Work to do:
Send back all the data below, exactly as given.

Supplied information:

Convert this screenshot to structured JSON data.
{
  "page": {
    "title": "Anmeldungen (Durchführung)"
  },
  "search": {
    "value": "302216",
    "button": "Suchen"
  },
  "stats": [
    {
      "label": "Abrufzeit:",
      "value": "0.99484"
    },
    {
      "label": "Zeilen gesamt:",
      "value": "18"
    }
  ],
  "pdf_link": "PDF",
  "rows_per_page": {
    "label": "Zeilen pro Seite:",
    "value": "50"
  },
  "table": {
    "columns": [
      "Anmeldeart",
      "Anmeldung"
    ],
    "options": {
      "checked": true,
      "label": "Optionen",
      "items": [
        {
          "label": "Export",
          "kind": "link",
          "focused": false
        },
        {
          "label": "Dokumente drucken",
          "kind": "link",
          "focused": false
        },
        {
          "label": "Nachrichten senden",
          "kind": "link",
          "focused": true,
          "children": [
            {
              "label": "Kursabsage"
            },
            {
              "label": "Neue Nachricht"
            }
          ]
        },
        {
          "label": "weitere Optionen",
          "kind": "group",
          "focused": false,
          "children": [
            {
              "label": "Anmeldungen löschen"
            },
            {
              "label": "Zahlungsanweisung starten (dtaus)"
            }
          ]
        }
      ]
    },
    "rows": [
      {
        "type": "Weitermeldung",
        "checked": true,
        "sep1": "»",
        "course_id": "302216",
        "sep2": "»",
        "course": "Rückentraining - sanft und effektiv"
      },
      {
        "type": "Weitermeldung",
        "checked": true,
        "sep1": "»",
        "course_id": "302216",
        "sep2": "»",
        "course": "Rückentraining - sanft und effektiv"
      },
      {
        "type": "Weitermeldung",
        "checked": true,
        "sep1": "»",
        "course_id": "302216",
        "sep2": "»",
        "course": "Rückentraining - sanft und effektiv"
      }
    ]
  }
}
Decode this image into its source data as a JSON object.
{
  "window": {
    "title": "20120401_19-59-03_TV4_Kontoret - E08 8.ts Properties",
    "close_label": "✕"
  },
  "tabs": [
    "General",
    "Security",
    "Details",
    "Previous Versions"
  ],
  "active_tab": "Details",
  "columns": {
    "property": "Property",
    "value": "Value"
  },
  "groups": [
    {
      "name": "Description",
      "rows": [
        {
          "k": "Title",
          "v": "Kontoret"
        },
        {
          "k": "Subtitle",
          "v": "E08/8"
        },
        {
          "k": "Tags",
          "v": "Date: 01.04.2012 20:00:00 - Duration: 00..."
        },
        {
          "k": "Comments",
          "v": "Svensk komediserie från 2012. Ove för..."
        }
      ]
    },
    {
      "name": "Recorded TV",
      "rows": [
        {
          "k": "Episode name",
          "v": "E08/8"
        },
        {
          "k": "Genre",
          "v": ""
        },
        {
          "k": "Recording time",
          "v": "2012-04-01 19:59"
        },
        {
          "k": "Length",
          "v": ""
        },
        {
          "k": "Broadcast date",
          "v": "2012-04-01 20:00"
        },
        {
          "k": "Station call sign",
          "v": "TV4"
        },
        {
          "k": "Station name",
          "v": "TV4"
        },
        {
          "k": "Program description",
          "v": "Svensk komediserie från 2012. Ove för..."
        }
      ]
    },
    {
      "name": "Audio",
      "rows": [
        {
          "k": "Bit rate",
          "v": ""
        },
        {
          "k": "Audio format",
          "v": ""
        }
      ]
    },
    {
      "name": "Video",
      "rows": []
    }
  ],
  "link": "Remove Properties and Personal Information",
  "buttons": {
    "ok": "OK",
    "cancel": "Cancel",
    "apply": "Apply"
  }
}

The answer:
Convert this screenshot to structured JSON data.
{
  "page": {
    "title": "Anmeldungen (Durchführung)"
  },
  "search": {
    "value": "302216",
    "button": "Suchen"
  },
  "stats": [
    {
      "label": "Abrufzeit:",
      "value": "0.99484"
    },
    {
      "label": "Zeilen gesamt:",
      "value": "18"
    }
  ],
  "pdf_link": "PDF",
  "rows_per_page": {
    "label": "Zeilen pro Seite:",
    "value": "50"
  },
  "table": {
    "columns": [
      "Anmeldeart",
      "Anmeldung"
    ],
    "options": {
      "checked": true,
      "label": "Optionen",
      "items": [
        {
          "label": "Export",
          "kind": "link",
          "focused": false
        },
        {
          "label": "Dokumente drucken",
          "kind": "link",
          "focused": false
        },
        {
          "label": "Nachrichten senden",
          "kind": "link",
          "focused": true,
          "children": [
            {
              "label": "Kursabsage"
            },
            {
              "label": "Neue Nachricht"
            }
          ]
        },
        {
          "label": "weitere Optionen",
          "kind": "group",
          "focused": false,
          "children": [
            {
              "label": "Anmeldungen löschen"
            },
            {
              "label": "Zahlungsanweisung starten (dtaus)"
            }
          ]
        }
      ]
    },
    "rows": [
      {
        "type": "Weitermeldung",
        "checked": true,
        "sep1": "»",
        "course_id": "302216",
        "sep2": "»",
        "course": "Rückentraining - sanft und effektiv"
      },
      {
        "type": "Weitermeldung",
        "checked": true,
        "sep1": "»",
        "course_id": "302216",
        "sep2": "»",
        "course": "Rückentraining - sanft und effektiv"
      },
      {
        "type": "Weitermeldung",
        "checked": true,
        "sep1": "»",
        "course_id": "302216",
        "sep2": "»",
        "course": "Rückentraining - sanft und effektiv"
      }
    ]
  }
}
Decode this image into its source data as a JSON object.
{
  "window": {
    "title": "20120401_19-59-03_TV4_Kontoret - E08 8.ts Properties",
    "close_label": "✕"
  },
  "tabs": [
    "General",
    "Security",
    "Details",
    "Previous Versions"
  ],
  "active_tab": "Details",
  "columns": {
    "property": "Property",
    "value": "Value"
  },
  "groups": [
    {
      "name": "Description",
      "rows": [
        {
          "k": "Title",
          "v": "Kontoret"
        },
        {
          "k": "Subtitle",
          "v": "E08/8"
        },
        {
          "k": "Tags",
          "v": "Date: 01.04.2012 20:00:00 - Duration: 00..."
        },
        {
          "k": "Comments",
          "v": "Svensk komediserie från 2012. Ove för..."
        }
      ]
    },
    {
      "name": "Recorded TV",
      "rows": [
        {
          "k": "Episode name",
          "v": "E08/8"
        },
        {
          "k": "Genre",
          "v": ""
        },
        {
          "k": "Recording time",
          "v": "2012-04-01 19:59"
        },
        {
          "k": "Length",
          "v": ""
        },
        {
          "k": "Broadcast date",
          "v": "2012-04-01 20:00"
        },
        {
          "k": "Station call sign",
          "v": "TV4"
        },
        {
          "k": "Station name",
          "v": "TV4"
        },
        {
          "k": "Program description",
          "v": "Svensk komediserie från 2012. Ove för..."
        }
      ]
    },
    {
      "name": "Audio",
      "rows": [
        {
          "k": "Bit rate",
          "v": ""
        },
        {
          "k": "Audio format",
          "v": ""
        }
      ]
    },
    {
      "name": "Video",
      "rows": []
    }
  ],
  "link": "Remove Properties and Personal Information",
  "buttons": {
    "ok": "OK",
    "cancel": "Cancel",
    "apply": "Apply"
  }
}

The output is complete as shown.